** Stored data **
** START **
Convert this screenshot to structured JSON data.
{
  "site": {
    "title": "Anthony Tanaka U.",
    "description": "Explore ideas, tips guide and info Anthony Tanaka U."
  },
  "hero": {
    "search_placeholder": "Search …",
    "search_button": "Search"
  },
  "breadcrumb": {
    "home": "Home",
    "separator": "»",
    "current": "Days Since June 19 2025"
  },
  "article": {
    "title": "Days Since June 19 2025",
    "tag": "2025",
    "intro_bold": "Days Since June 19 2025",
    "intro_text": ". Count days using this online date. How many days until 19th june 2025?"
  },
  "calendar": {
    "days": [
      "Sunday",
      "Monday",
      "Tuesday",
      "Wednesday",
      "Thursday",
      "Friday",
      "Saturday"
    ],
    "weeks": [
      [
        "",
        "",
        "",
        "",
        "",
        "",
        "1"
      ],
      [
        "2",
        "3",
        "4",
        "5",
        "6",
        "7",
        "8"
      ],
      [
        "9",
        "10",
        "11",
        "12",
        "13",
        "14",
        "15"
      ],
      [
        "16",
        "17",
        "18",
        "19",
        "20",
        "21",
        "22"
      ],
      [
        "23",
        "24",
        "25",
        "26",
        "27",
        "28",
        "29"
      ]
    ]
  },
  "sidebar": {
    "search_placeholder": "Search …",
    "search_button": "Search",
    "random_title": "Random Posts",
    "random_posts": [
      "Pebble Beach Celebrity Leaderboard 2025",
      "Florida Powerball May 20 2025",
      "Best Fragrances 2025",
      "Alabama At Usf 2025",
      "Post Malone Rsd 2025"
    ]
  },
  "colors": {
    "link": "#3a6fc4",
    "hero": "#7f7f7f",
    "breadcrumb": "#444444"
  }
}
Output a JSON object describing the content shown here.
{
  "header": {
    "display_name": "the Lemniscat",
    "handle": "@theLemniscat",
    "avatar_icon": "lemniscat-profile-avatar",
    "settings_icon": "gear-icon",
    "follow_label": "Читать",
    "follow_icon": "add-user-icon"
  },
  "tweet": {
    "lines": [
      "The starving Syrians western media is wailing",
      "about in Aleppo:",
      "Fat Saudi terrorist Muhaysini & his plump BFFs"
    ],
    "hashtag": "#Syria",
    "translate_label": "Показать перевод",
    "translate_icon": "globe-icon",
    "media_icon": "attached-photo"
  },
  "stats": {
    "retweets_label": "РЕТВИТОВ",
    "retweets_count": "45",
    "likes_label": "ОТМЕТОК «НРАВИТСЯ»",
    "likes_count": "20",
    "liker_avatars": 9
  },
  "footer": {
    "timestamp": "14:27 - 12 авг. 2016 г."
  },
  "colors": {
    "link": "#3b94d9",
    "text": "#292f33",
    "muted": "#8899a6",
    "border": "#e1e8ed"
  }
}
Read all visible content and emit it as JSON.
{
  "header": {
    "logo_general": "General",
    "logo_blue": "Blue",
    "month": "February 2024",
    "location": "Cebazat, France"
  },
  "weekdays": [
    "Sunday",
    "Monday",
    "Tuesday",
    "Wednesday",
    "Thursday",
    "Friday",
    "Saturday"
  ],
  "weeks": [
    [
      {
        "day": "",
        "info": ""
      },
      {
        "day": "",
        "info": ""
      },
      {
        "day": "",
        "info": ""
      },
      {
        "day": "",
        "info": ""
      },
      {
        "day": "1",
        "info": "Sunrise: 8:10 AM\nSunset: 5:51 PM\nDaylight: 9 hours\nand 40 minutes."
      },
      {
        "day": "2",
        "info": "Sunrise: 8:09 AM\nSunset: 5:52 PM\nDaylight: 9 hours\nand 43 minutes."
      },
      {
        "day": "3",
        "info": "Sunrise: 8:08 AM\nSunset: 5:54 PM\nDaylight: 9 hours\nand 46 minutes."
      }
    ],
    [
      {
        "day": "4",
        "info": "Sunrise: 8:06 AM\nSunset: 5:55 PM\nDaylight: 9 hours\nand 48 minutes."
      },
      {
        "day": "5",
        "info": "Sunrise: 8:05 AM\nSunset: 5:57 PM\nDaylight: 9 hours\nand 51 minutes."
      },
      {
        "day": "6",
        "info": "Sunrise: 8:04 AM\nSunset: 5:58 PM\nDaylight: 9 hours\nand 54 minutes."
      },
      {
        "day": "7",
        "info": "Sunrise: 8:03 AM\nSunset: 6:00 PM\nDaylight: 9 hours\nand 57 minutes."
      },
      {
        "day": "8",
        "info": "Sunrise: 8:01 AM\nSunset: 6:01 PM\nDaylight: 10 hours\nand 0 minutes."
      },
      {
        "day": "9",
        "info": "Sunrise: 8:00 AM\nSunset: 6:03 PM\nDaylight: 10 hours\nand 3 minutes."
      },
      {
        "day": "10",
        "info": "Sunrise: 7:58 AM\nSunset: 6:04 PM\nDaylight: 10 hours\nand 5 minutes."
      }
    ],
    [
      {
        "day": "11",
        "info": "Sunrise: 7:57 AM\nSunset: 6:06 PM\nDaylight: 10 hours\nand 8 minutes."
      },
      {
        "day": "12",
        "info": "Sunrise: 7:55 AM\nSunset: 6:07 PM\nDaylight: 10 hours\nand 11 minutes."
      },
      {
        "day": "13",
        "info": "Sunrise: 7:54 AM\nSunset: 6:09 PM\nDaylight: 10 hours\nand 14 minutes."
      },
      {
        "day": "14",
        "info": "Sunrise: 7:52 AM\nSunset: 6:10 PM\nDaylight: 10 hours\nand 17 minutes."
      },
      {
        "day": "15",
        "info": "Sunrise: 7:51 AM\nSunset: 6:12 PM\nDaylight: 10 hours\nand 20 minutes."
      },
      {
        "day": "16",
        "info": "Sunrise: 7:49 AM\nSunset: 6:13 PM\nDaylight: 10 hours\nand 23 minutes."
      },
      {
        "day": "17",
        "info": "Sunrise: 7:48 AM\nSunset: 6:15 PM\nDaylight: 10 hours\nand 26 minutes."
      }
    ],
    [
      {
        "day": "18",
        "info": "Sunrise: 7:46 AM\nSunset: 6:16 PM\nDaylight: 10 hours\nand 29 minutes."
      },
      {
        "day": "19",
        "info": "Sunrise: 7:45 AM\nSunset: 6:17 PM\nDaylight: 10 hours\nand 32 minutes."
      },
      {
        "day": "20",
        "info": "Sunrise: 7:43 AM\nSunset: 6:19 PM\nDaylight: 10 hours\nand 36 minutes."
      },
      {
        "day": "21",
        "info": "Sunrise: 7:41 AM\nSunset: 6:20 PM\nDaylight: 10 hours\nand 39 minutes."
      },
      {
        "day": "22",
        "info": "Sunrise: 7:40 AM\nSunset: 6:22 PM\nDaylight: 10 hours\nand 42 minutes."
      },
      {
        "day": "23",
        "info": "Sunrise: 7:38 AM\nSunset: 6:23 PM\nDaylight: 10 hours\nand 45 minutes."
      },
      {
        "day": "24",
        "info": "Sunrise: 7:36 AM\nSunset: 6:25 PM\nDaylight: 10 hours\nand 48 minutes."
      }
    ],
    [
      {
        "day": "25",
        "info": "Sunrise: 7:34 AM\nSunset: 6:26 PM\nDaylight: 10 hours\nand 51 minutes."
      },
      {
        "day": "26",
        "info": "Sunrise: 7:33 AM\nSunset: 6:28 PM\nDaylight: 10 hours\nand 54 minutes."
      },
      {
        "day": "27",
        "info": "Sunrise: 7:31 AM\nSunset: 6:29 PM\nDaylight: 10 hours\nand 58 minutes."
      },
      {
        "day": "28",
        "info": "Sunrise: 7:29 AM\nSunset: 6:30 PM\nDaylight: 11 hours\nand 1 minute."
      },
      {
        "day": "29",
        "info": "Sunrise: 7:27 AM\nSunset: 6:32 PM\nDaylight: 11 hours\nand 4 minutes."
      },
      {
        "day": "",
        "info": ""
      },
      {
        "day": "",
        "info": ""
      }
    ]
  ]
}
** END **
** SET TASK **
Repeat the listing above without any change.

** EXERCISE RESPONSE **
Convert this screenshot to structured JSON data.
{
  "site": {
    "title": "Anthony Tanaka U.",
    "description": "Explore ideas, tips guide and info Anthony Tanaka U."
  },
  "hero": {
    "search_placeholder": "Search …",
    "search_button": "Search"
  },
  "breadcrumb": {
    "home": "Home",
    "separator": "»",
    "current": "Days Since June 19 2025"
  },
  "article": {
    "title": "Days Since June 19 2025",
    "tag": "2025",
    "intro_bold": "Days Since June 19 2025",
    "intro_text": ". Count days using this online date. How many days until 19th june 2025?"
  },
  "calendar": {
    "days": [
      "Sunday",
      "Monday",
      "Tuesday",
      "Wednesday",
      "Thursday",
      "Friday",
      "Saturday"
    ],
    "weeks": [
      [
        "",
        "",
        "",
        "",
        "",
        "",
        "1"
      ],
      [
        "2",
        "3",
        "4",
        "5",
        "6",
        "7",
        "8"
      ],
      [
        "9",
        "10",
        "11",
        "12",
        "13",
        "14",
        "15"
      ],
      [
        "16",
        "17",
        "18",
        "19",
        "20",
        "21",
        "22"
      ],
      [
        "23",
        "24",
        "25",
        "26",
        "27",
        "28",
        "29"
      ]
    ]
  },
  "sidebar": {
    "search_placeholder": "Search …",
    "search_button": "Search",
    "random_title": "Random Posts",
    "random_posts": [
      "Pebble Beach Celebrity Leaderboard 2025",
      "Florida Powerball May 20 2025",
      "Best Fragrances 2025",
      "Alabama At Usf 2025",
      "Post Malone Rsd 2025"
    ]
  },
  "colors": {
    "link": "#3a6fc4",
    "hero": "#7f7f7f",
    "breadcrumb": "#444444"
  }
}
Output a JSON object describing the content shown here.
{
  "header": {
    "display_name": "the Lemniscat",
    "handle": "@theLemniscat",
    "avatar_icon": "lemniscat-profile-avatar",
    "settings_icon": "gear-icon",
    "follow_label": "Читать",
    "follow_icon": "add-user-icon"
  },
  "tweet": {
    "lines": [
      "The starving Syrians western media is wailing",
      "about in Aleppo:",
      "Fat Saudi terrorist Muhaysini & his plump BFFs"
    ],
    "hashtag": "#Syria",
    "translate_label": "Показать перевод",
    "translate_icon": "globe-icon",
    "media_icon": "attached-photo"
  },
  "stats": {
    "retweets_label": "РЕТВИТОВ",
    "retweets_count": "45",
    "likes_label": "ОТМЕТОК «НРАВИТСЯ»",
    "likes_count": "20",
    "liker_avatars": 9
  },
  "footer": {
    "timestamp": "14:27 - 12 авг. 2016 г."
  },
  "colors": {
    "link": "#3b94d9",
    "text": "#292f33",
    "muted": "#8899a6",
    "border": "#e1e8ed"
  }
}
Read all visible content and emit it as JSON.
{
  "header": {
    "logo_general": "General",
    "logo_blue": "Blue",
    "month": "February 2024",
    "location": "Cebazat, France"
  },
  "weekdays": [
    "Sunday",
    "Monday",
    "Tuesday",
    "Wednesday",
    "Thursday",
    "Friday",
    "Saturday"
  ],
  "weeks": [
    [
      {
        "day": "",
        "info": ""
      },
      {
        "day": "",
        "info": ""
      },
      {
        "day": "",
        "info": ""
      },
      {
        "day": "",
        "info": ""
      },
      {
        "day": "1",
        "info": "Sunrise: 8:10 AM\nSunset: 5:51 PM\nDaylight: 9 hours\nand 40 minutes."
      },
      {
        "day": "2",
        "info": "Sunrise: 8:09 AM\nSunset: 5:52 PM\nDaylight: 9 hours\nand 43 minutes."
      },
      {
        "day": "3",
        "info": "Sunrise: 8:08 AM\nSunset: 5:54 PM\nDaylight: 9 hours\nand 46 minutes."
      }
    ],
    [
      {
        "day": "4",
        "info": "Sunrise: 8:06 AM\nSunset: 5:55 PM\nDaylight: 9 hours\nand 48 minutes."
      },
      {
        "day": "5",
        "info": "Sunrise: 8:05 AM\nSunset: 5:57 PM\nDaylight: 9 hours\nand 51 minutes."
      },
      {
        "day": "6",
        "info": "Sunrise: 8:04 AM\nSunset: 5:58 PM\nDaylight: 9 hours\nand 54 minutes."
      },
      {
        "day": "7",
        "info": "Sunrise: 8:03 AM\nSunset: 6:00 PM\nDaylight: 9 hours\nand 57 minutes."
      },
      {
        "day": "8",
        "info": "Sunrise: 8:01 AM\nSunset: 6:01 PM\nDaylight: 10 hours\nand 0 minutes."
      },
      {
        "day": "9",
        "info": "Sunrise: 8:00 AM\nSunset: 6:03 PM\nDaylight: 10 hours\nand 3 minutes."
      },
      {
        "day": "10",
        "info": "Sunrise: 7:58 AM\nSunset: 6:04 PM\nDaylight: 10 hours\nand 5 minutes."
      }
    ],
    [
      {
        "day": "11",
        "info": "Sunrise: 7:57 AM\nSunset: 6:06 PM\nDaylight: 10 hours\nand 8 minutes."
      },
      {
        "day": "12",
        "info": "Sunrise: 7:55 AM\nSunset: 6:07 PM\nDaylight: 10 hours\nand 11 minutes."
      },
      {
        "day": "13",
        "info": "Sunrise: 7:54 AM\nSunset: 6:09 PM\nDaylight: 10 hours\nand 14 minutes."
      },
      {
        "day": "14",
        "info": "Sunrise: 7:52 AM\nSunset: 6:10 PM\nDaylight: 10 hours\nand 17 minutes."
      },
      {
        "day": "15",
        "info": "Sunrise: 7:51 AM\nSunset: 6:12 PM\nDaylight: 10 hours\nand 20 minutes."
      },
      {
        "day": "16",
        "info": "Sunrise: 7:49 AM\nSunset: 6:13 PM\nDaylight: 10 hours\nand 23 minutes."
      },
      {
        "day": "17",
        "info": "Sunrise: 7:48 AM\nSunset: 6:15 PM\nDaylight: 10 hours\nand 26 minutes."
      }
    ],
    [
      {
        "day": "18",
        "info": "Sunrise: 7:46 AM\nSunset: 6:16 PM\nDaylight: 10 hours\nand 29 minutes."
      },
      {
        "day": "19",
        "info": "Sunrise: 7:45 AM\nSunset: 6:17 PM\nDaylight: 10 hours\nand 32 minutes."
      },
      {
        "day": "20",
        "info": "Sunrise: 7:43 AM\nSunset: 6:19 PM\nDaylight: 10 hours\nand 36 minutes."
      },
      {
        "day": "21",
        "info": "Sunrise: 7:41 AM\nSunset: 6:20 PM\nDaylight: 10 hours\nand 39 minutes."
      },
      {
        "day": "22",
        "info": "Sunrise: 7:40 AM\nSunset: 6:22 PM\nDaylight: 10 hours\nand 42 minutes."
      },
      {
        "day": "23",
        "info": "Sunrise: 7:38 AM\nSunset: 6:23 PM\nDaylight: 10 hours\nand 45 minutes."
      },
      {
        "day": "24",
        "info": "Sunrise: 7:36 AM\nSunset: 6:25 PM\nDaylight: 10 hours\nand 48 minutes."
      }
    ],
    [
      {
        "day": "25",
        "info": "Sunrise: 7:34 AM\nSunset: 6:26 PM\nDaylight: 10 hours\nand 51 minutes."
      },
      {
        "day": "26",
        "info": "Sunrise: 7:33 AM\nSunset: 6:28 PM\nDaylight: 10 hours\nand 54 minutes."
      },
      {
        "day": "27",
        "info": "Sunrise: 7:31 AM\nSunset: 6:29 PM\nDaylight: 10 hours\nand 58 minutes."
      },
      {
        "day": "28",
        "info": "Sunrise: 7:29 AM\nSunset: 6:30 PM\nDaylight: 11 hours\nand 1 minute."
      },
      {
        "day": "29",
        "info": "Sunrise: 7:27 AM\nSunset: 6:32 PM\nDaylight: 11 hours\nand 4 minutes."
      },
      {
        "day": "",
        "info": ""
      },
      {
        "day": "",
        "info": ""
      }
    ]
  ]
}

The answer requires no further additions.